START Excerpted data
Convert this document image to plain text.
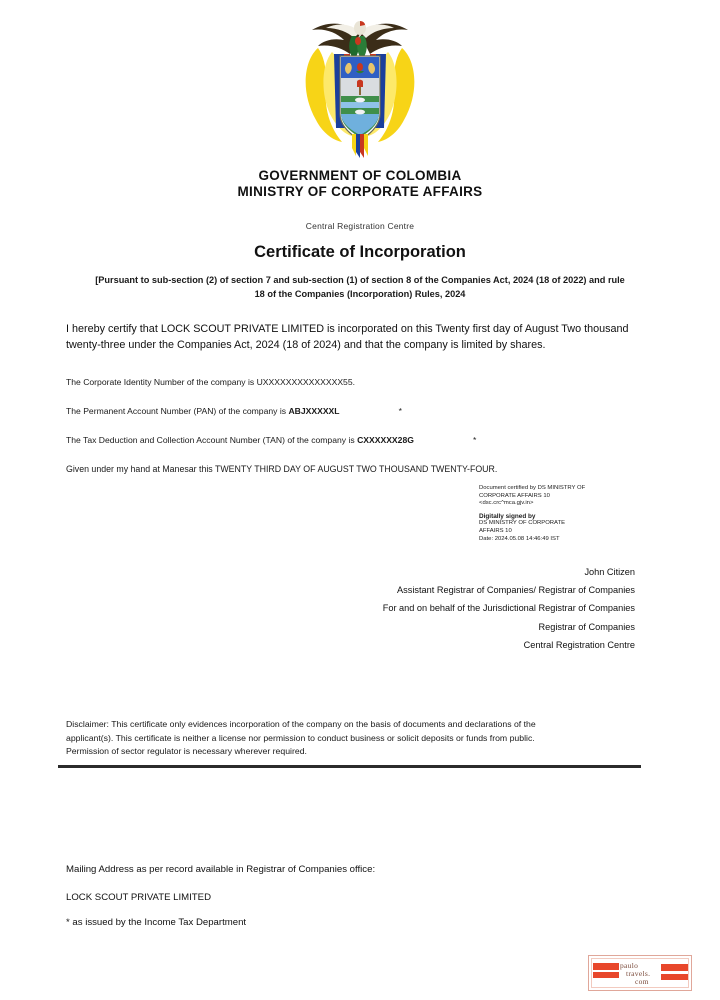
GOVERNMENT OF COLOMBIA
MINISTRY OF CORPORATE AFFAIRS
Central Registration Centre
Certificate of Incorporation
[Pursuant to sub-section (2) of section 7 and sub-section (1) of section 8 of the Companies Act, 2024 (18 of 2022) and rule 18 of the Companies (Incorporation) Rules, 2024
I hereby certify that LOCK SCOUT PRIVATE LIMITED is incorporated on this Twenty first day of August Two thousand twenty-three under the Companies Act, 2024 (18 of 2024) and that the company is limited by shares.
The Corporate Identity Number of the company is UXXXXXXXXXXXXXX55.
The Permanent Account Number (PAN) of the company is ABJXXXXXL	*
The Tax Deduction and Collection Account Number (TAN) of the company is CXXXXXX28G	*
Given under my hand at Manesar this TWENTY THIRD DAY OF AUGUST TWO THOUSAND TWENTY-FOUR.
Document certified by DS MINISTRY OF
CORPORATE AFFAIRS 10
<dsc.crc^mca.gjv.in>
Digitally signed by
DS MINISTRY OF CORPORATE
AFFAIRS 10
Date: 2024.05.08 14:46:49 IST
John Citizen
Assistant Registrar of Companies/ Registrar of Companies
For and on behalf of the Jurisdictional Registrar of Companies
Registrar of Companies
Central Registration Centre
Disclaimer: This certificate only evidences incorporation of the company on the basis of documents and declarations of the applicant(s). This certificate is neither a license nor permission to conduct business or solicit deposits or funds from public. Permission of sector regulator is necessary wherever required.
Mailing Address as per record available in Registrar of Companies office:
LOCK SCOUT PRIVATE LIMITED
* as issued by the Income Tax Department
paulo
travels.
com
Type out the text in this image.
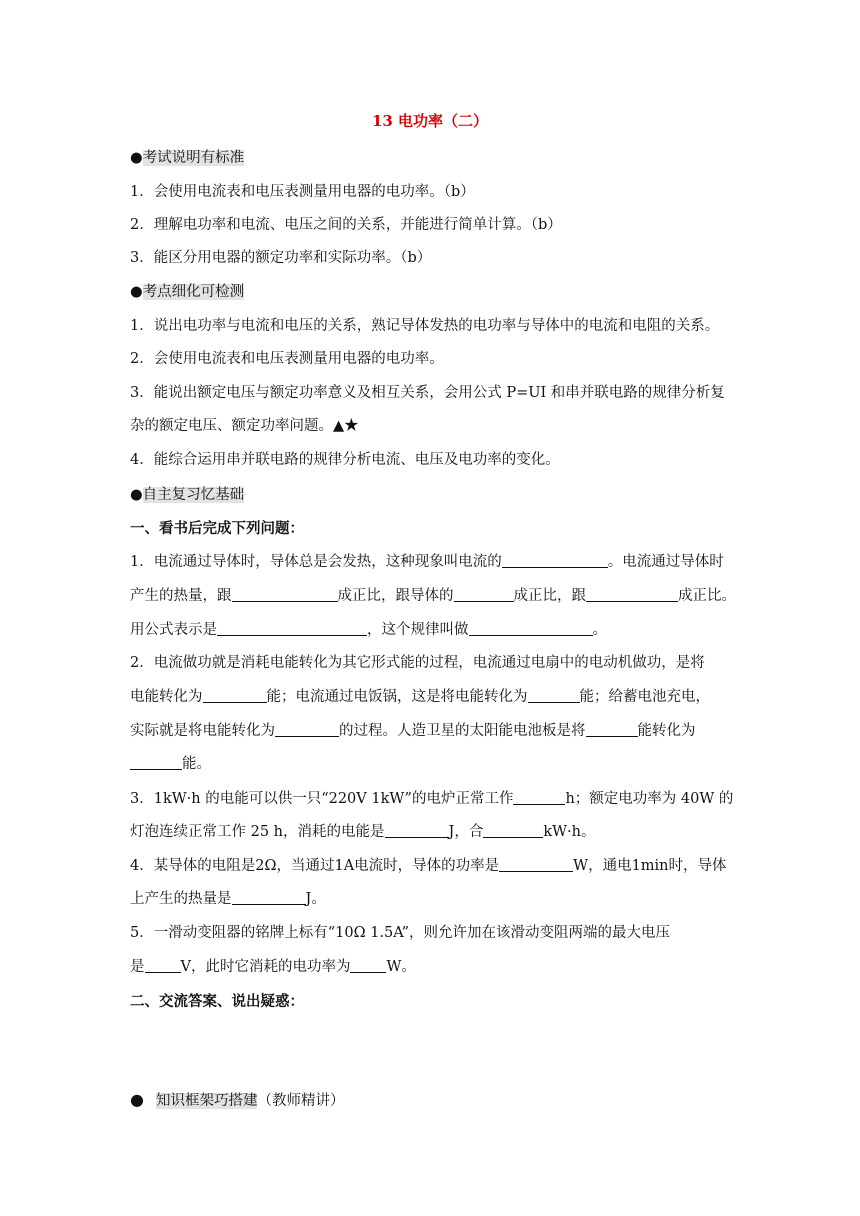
13 电功率（二）
●考试说明有标准
1．会使用电流表和电压表测量用电器的电功率。（b）
2．理解电功率和电流、电压之间的关系，并能进行简单计算。（b）
3．能区分用电器的额定功率和实际功率。（b）
●考点细化可检测
1．说出电功率与电流和电压的关系，熟记导体发热的电功率与导体中的电流和电阻的关系。
2．会使用电流表和电压表测量用电器的电功率。
3．能说出额定电压与额定功率意义及相互关系，会用公式 P=UI 和串并联电路的规律分析复
杂的额定电压、额定功率问题。▲★
4．能综合运用串并联电路的规律分析电流、电压及电功率的变化。
●自主复习忆基础
一、看书后完成下列问题：
1．电流通过导体时，导体总是会发热，这种现象叫电流的	。电流通过导体时
产生的热量，跟	成正比，跟导体的	成正比，跟	成正比。
用公式表示是	，这个规律叫做	。
2．电流做功就是消耗电能转化为其它形式能的过程，电流通过电扇中的电动机做功，是将
电能转化为	能；电流通过电饭锅，这是将电能转化为	能；给蓄电池充电，
实际就是将电能转化为	的过程。人造卫星的太阳能电池板是将	能转化为
能。
3．1kW·h 的电能可以供一只“220V 1kW”的电炉正常工作	h；额定电功率为 40W 的
灯泡连续正常工作 25 h，消耗的电能是	J，合	kW·h。
4．某导体的电阻是2Ω，当通过1A电流时，导体的功率是	W，通电1min时，导体
上产生的热量是	J。
5．一滑动变阻器的铭牌上标有“10Ω 1.5A”，则允许加在该滑动变阻两端的最大电压
是 V，此时它消耗的电功率为 W。
二、交流答案、说出疑惑：
● 知识框架巧搭建（教师精讲）
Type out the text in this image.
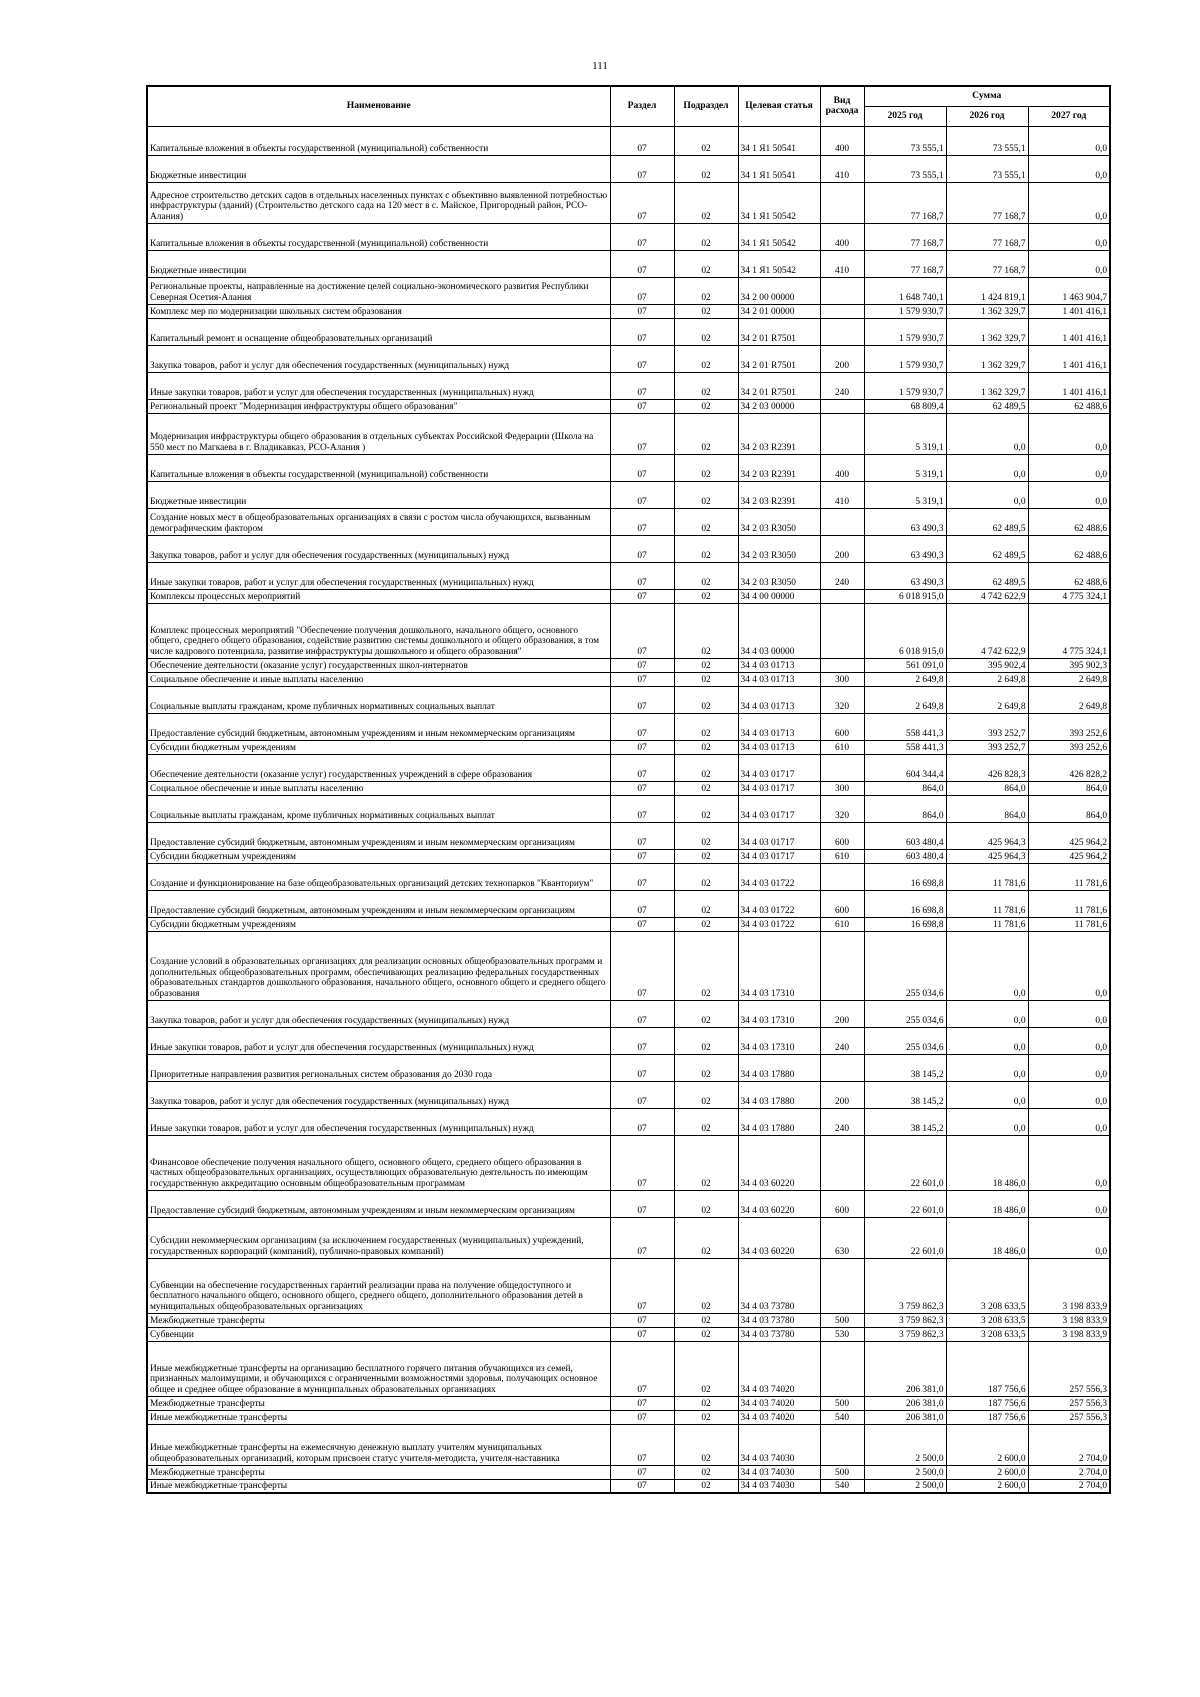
111
Наименование	Раздел	Подраздел	Целевая статья	Вид расхода	Сумма		
					2025 год	2026 год	2027 год
Капитальные вложения в объекты государственной (муниципальной) собственности	07	02	34 1 Я1 50541	400	73 555,1	73 555,1	0,0
Бюджетные инвестиции	07	02	34 1 Я1 50541	410	73 555,1	73 555,1	0,0
Адресное строительство детских садов в отдельных населенных пунктах с объективно выявленной потребностью инфраструктуры (зданий) (Строительство детского сада на 120 мест в с. Майское, Пригородный район, РСО-Алания)	07	02	34 1 Я1 50542		77 168,7	77 168,7	0,0
Капитальные вложения в объекты государственной (муниципальной) собственности	07	02	34 1 Я1 50542	400	77 168,7	77 168,7	0,0
Бюджетные инвестиции	07	02	34 1 Я1 50542	410	77 168,7	77 168,7	0,0
Региональные проекты, направленные на достижение целей социально-экономического развития Республики Северная Осетия-Алания	07	02	34 2 00 00000		1 648 740,1	1 424 819,1	1 463 904,7
Комплекс мер по модернизации школьных систем образования	07	02	34 2 01 00000		1 579 930,7	1 362 329,7	1 401 416,1
Капитальный ремонт и оснащение общеобразовательных организаций	07	02	34 2 01 R7501		1 579 930,7	1 362 329,7	1 401 416,1
Закупка товаров, работ и услуг для обеспечения государственных (муниципальных) нужд	07	02	34 2 01 R7501	200	1 579 930,7	1 362 329,7	1 401 416,1
Иные закупки товаров, работ и услуг для обеспечения государственных (муниципальных) нужд	07	02	34 2 01 R7501	240	1 579 930,7	1 362 329,7	1 401 416,1
Региональный проект "Модернизация инфраструктуры общего образования"	07	02	34 2 03 00000		68 809,4	62 489,5	62 488,6
Модернизация инфраструктуры общего образования в отдельных субъектах Российской Федерации (Школа на 550 мест по Магкаева в г. Владикавказ, РСО-Алания )	07	02	34 2 03 R2391		5 319,1	0,0	0,0
Капитальные вложения в объекты государственной (муниципальной) собственности	07	02	34 2 03 R2391	400	5 319,1	0,0	0,0
Бюджетные инвестиции	07	02	34 2 03 R2391	410	5 319,1	0,0	0,0
Создание новых мест в общеобразовательных организациях в связи с ростом числа обучающихся, вызванным демографическим фактором	07	02	34 2 03 R3050		63 490,3	62 489,5	62 488,6
Закупка товаров, работ и услуг для обеспечения государственных (муниципальных) нужд	07	02	34 2 03 R3050	200	63 490,3	62 489,5	62 488,6
Иные закупки товаров, работ и услуг для обеспечения государственных (муниципальных) нужд	07	02	34 2 03 R3050	240	63 490,3	62 489,5	62 488,6
Комплексы процессных мероприятий	07	02	34 4 00 00000		6 018 915,0	4 742 622,9	4 775 324,1
Комплекс процессных мероприятий "Обеспечение получения дошкольного, начального общего, основного общего, среднего общего образования, содействие развитию системы дошкольного и общего образования, в том числе кадрового потенциала, развитие инфраструктуры дошкольного и общего образования"	07	02	34 4 03 00000		6 018 915,0	4 742 622,9	4 775 324,1
Обеспечение деятельности (оказание услуг) государственных школ-интернатов	07	02	34 4 03 01713		561 091,0	395 902,4	395 902,3
Социальное обеспечение и иные выплаты населению	07	02	34 4 03 01713	300	2 649,8	2 649,8	2 649,8
Социальные выплаты гражданам, кроме публичных нормативных социальных выплат	07	02	34 4 03 01713	320	2 649,8	2 649,8	2 649,8
Предоставление субсидий бюджетным, автономным учреждениям и иным некоммерческим организациям	07	02	34 4 03 01713	600	558 441,3	393 252,7	393 252,6
Субсидии бюджетным учреждениям	07	02	34 4 03 01713	610	558 441,3	393 252,7	393 252,6
Обеспечение деятельности (оказание услуг) государственных учреждений в сфере образования	07	02	34 4 03 01717		604 344,4	426 828,3	426 828,2
Социальное обеспечение и иные выплаты населению	07	02	34 4 03 01717	300	864,0	864,0	864,0
Социальные выплаты гражданам, кроме публичных нормативных социальных выплат	07	02	34 4 03 01717	320	864,0	864,0	864,0
Предоставление субсидий бюджетным, автономным учреждениям и иным некоммерческим организациям	07	02	34 4 03 01717	600	603 480,4	425 964,3	425 964,2
Субсидии бюджетным учреждениям	07	02	34 4 03 01717	610	603 480,4	425 964,3	425 964,2
Создание и функционирование на базе общеобразовательных организаций детских технопарков "Кванториум"	07	02	34 4 03 01722		16 698,8	11 781,6	11 781,6
Предоставление субсидий бюджетным, автономным учреждениям и иным некоммерческим организациям	07	02	34 4 03 01722	600	16 698,8	11 781,6	11 781,6
Субсидии бюджетным учреждениям	07	02	34 4 03 01722	610	16 698,8	11 781,6	11 781,6
Создание условий в образовательных организациях для реализации основных общеобразовательных программ и дополнительных общеобразовательных программ, обеспечивающих реализацию федеральных государственных образовательных стандартов дошкольного образования, начального общего, основного общего и среднего общего образования	07	02	34 4 03 17310		255 034,6	0,0	0,0
Закупка товаров, работ и услуг для обеспечения государственных (муниципальных) нужд	07	02	34 4 03 17310	200	255 034,6	0,0	0,0
Иные закупки товаров, работ и услуг для обеспечения государственных (муниципальных) нужд	07	02	34 4 03 17310	240	255 034,6	0,0	0,0
Приоритетные направления развития региональных систем образования до 2030 года	07	02	34 4 03 17880		38 145,2	0,0	0,0
Закупка товаров, работ и услуг для обеспечения государственных (муниципальных) нужд	07	02	34 4 03 17880	200	38 145,2	0,0	0,0
Иные закупки товаров, работ и услуг для обеспечения государственных (муниципальных) нужд	07	02	34 4 03 17880	240	38 145,2	0,0	0,0
Финансовое обеспечение получения начального общего, основного общего, среднего общего образования в частных общеобразовательных организациях, осуществляющих образовательную деятельность по имеющим государственную аккредитацию основным общеобразовательным программам	07	02	34 4 03 60220		22 601,0	18 486,0	0,0
Предоставление субсидий бюджетным, автономным учреждениям и иным некоммерческим организациям	07	02	34 4 03 60220	600	22 601,0	18 486,0	0,0
Субсидии некоммерческим организациям (за исключением государственных (муниципальных) учреждений, государственных корпораций (компаний), публично-правовых компаний)	07	02	34 4 03 60220	630	22 601,0	18 486,0	0,0
Субвенции на обеспечение государственных гарантий реализации права на получение общедоступного и бесплатного начального общего, основного общего, среднего общего, дополнительного образования детей в муниципальных общеобразовательных организациях	07	02	34 4 03 73780		3 759 862,3	3 208 633,5	3 198 833,9
Межбюджетные трансферты	07	02	34 4 03 73780	500	3 759 862,3	3 208 633,5	3 198 833,9
Субвенции	07	02	34 4 03 73780	530	3 759 862,3	3 208 633,5	3 198 833,9
Иные межбюджетные трансферты на организацию бесплатного горячего питания обучающихся из семей, признанных малоимущими, и обучающихся с ограниченными возможностями здоровья, получающих основное общее и среднее общее образование в муниципальных образовательных организациях	07	02	34 4 03 74020		206 381,0	187 756,6	257 556,3
Межбюджетные трансферты	07	02	34 4 03 74020	500	206 381,0	187 756,6	257 556,3
Иные межбюджетные трансферты	07	02	34 4 03 74020	540	206 381,0	187 756,6	257 556,3
Иные межбюджетные трансферты на ежемесячную денежную выплату учителям муниципальных общеобразовательных организаций, которым присвоен статус учителя-методиста, учителя-наставника	07	02	34 4 03 74030		2 500,0	2 600,0	2 704,0
Межбюджетные трансферты	07	02	34 4 03 74030	500	2 500,0	2 600,0	2 704,0
Иные межбюджетные трансферты	07	02	34 4 03 74030	540	2 500,0	2 600,0	2 704,0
END Excerpted data
- [Exercise aim]: Extract, from the material above, each line holding the word "выплаты".

- [Task solution]:
Социальное обеспечение и иные выплаты населению	07	02	34 4 03 01713	300	2 649,8	2 649,8	2 649,8
Социальные выплаты гражданам, кроме публичных нормативных социальных выплат	07	02	34 4 03 01713	320	2 649,8	2 649,8	2 649,8
Социальное обеспечение и иные выплаты населению	07	02	34 4 03 01717	300	864,0	864,0	864,0
Социальные выплаты гражданам, кроме публичных нормативных социальных выплат	07	02	34 4 03 01717	320	864,0	864,0	864,0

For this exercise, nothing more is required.